═══ Input ═══
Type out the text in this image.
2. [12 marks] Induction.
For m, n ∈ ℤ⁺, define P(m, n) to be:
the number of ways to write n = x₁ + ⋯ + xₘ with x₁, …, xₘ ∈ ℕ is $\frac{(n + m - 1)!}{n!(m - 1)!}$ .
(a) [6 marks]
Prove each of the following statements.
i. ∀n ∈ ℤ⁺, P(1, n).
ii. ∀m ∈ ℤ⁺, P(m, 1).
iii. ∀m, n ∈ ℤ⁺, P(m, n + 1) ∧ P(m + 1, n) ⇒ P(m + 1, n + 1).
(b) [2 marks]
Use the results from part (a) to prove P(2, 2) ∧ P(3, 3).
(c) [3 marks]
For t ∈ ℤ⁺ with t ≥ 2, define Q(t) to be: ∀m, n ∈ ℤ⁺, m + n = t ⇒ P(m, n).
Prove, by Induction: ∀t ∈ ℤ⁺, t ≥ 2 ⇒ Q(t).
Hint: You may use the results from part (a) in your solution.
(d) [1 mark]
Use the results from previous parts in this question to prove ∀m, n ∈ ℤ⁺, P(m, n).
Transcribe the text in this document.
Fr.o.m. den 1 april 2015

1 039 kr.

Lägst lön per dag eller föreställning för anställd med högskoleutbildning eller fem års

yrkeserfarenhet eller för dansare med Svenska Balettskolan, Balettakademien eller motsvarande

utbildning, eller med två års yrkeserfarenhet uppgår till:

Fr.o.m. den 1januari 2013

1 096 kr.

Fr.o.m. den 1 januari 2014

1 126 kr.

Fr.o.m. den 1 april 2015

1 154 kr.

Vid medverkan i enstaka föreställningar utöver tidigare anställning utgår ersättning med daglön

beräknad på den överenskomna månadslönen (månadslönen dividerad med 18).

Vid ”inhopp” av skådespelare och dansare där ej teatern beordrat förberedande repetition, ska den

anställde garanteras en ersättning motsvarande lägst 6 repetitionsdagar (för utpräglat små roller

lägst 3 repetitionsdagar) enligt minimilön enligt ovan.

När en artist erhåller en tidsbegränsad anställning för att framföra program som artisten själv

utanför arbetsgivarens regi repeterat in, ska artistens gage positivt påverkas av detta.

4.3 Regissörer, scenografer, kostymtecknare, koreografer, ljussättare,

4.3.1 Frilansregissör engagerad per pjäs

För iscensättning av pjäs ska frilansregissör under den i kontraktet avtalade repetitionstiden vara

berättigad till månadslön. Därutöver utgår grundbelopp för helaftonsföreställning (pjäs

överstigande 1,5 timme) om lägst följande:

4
═══
**Problem to solve**
Give only the number of lines that include the word "anställning".

**Answer to the task**
2